**Problem to work on:**
Count lines holding the string "this" in the data that follows. Reply with one number only.

(Extracted data entries)
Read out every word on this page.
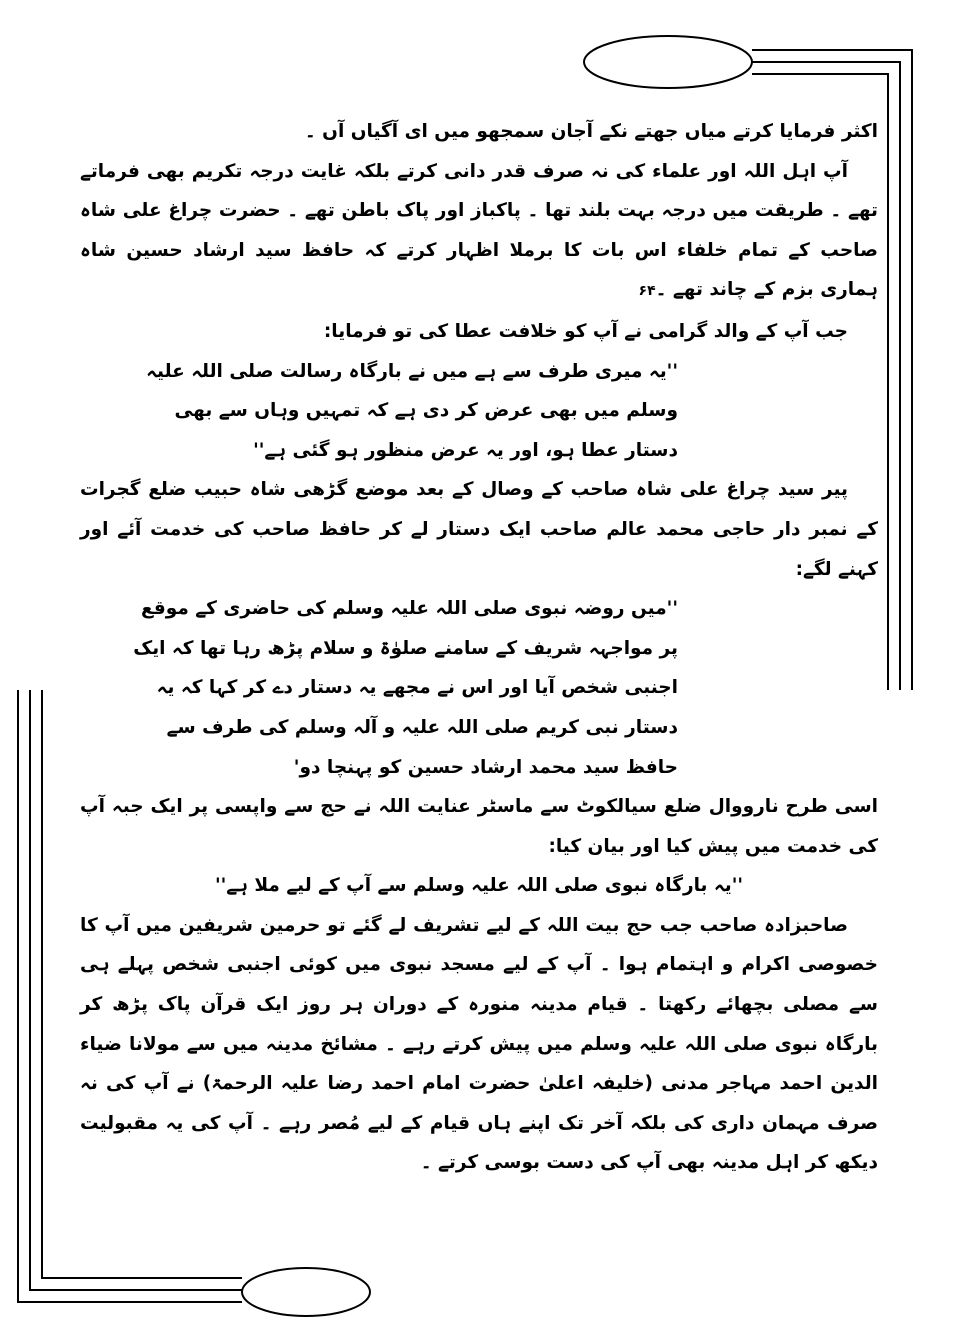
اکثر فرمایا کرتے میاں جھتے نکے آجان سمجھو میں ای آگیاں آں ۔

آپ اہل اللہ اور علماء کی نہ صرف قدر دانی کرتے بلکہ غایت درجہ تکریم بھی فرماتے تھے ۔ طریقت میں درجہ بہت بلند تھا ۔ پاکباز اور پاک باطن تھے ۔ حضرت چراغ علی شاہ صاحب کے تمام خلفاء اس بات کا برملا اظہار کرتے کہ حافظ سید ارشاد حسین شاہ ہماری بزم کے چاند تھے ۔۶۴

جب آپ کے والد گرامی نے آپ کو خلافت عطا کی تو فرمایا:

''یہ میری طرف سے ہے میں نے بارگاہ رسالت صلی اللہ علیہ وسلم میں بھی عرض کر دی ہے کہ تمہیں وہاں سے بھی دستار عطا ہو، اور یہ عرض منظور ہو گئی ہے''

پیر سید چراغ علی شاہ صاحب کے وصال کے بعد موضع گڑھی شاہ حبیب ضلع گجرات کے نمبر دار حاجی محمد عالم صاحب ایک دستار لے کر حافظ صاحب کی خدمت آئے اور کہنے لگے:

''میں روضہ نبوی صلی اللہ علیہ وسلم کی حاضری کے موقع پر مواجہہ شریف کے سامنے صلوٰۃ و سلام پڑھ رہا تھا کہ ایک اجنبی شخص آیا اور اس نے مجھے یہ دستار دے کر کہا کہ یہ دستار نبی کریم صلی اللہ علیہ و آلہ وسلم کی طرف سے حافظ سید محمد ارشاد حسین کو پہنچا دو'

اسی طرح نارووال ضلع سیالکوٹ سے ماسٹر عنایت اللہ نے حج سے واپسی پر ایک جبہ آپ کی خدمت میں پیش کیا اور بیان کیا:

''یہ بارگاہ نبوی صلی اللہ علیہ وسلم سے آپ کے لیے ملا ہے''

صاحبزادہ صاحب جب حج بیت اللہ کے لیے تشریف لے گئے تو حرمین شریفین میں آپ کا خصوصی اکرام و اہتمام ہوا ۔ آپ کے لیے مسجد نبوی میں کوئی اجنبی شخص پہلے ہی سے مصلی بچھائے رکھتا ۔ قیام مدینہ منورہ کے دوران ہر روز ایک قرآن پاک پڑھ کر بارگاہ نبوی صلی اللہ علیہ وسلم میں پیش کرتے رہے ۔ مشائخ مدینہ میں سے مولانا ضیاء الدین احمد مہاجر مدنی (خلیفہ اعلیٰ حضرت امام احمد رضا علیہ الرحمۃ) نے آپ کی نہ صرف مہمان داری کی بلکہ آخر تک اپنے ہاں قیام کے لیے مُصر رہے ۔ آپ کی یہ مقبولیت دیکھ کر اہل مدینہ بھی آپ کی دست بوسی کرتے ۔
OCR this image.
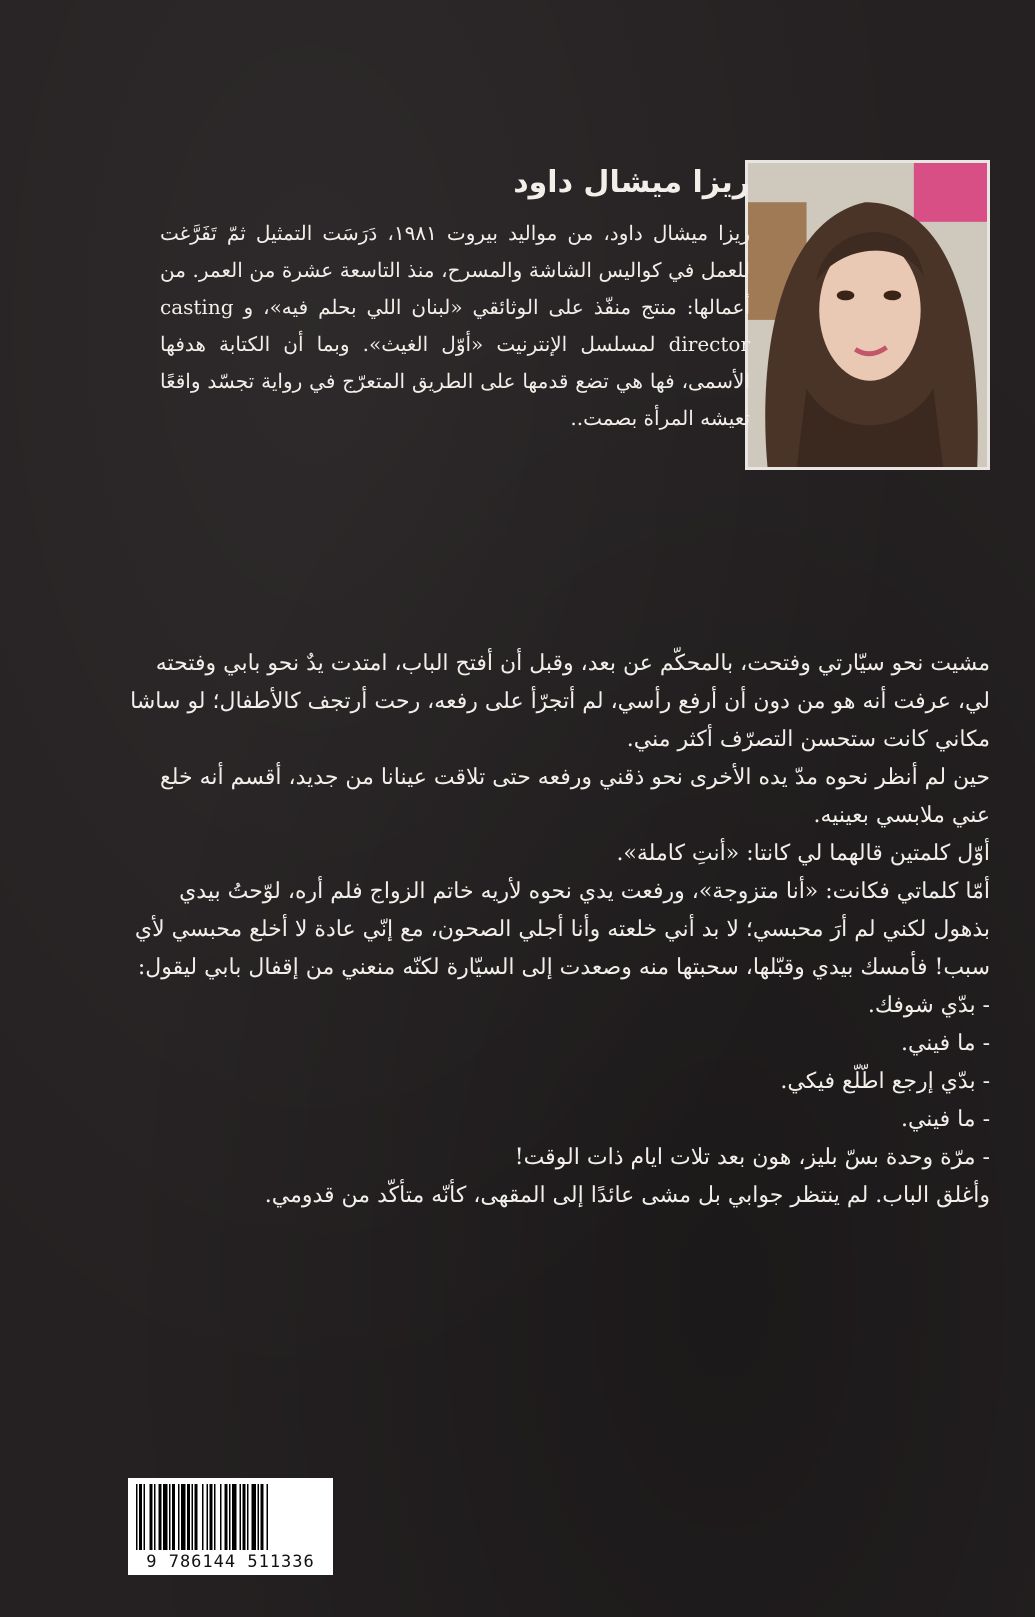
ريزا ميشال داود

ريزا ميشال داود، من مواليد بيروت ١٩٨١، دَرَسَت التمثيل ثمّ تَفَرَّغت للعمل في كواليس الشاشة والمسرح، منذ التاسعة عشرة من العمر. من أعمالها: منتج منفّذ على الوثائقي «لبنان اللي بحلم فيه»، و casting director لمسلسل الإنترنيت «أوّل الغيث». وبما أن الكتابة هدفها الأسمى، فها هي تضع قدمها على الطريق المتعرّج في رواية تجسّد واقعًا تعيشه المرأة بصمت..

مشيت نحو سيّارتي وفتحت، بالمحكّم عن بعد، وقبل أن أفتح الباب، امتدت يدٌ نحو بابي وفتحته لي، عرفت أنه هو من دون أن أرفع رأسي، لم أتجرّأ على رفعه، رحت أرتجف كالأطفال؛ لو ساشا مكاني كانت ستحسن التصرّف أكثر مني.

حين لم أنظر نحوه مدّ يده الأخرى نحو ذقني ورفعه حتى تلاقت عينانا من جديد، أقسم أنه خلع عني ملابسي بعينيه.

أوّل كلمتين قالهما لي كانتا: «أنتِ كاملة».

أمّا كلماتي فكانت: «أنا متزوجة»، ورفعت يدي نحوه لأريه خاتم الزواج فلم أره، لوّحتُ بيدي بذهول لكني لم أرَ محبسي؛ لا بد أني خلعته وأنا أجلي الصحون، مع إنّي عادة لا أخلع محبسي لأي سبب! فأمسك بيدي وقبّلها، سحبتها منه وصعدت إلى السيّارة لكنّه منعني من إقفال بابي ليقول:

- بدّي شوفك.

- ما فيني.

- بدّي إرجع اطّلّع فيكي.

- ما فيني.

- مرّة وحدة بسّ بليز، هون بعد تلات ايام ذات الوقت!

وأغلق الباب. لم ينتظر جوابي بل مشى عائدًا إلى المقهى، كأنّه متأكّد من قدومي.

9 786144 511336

**Answer:**
2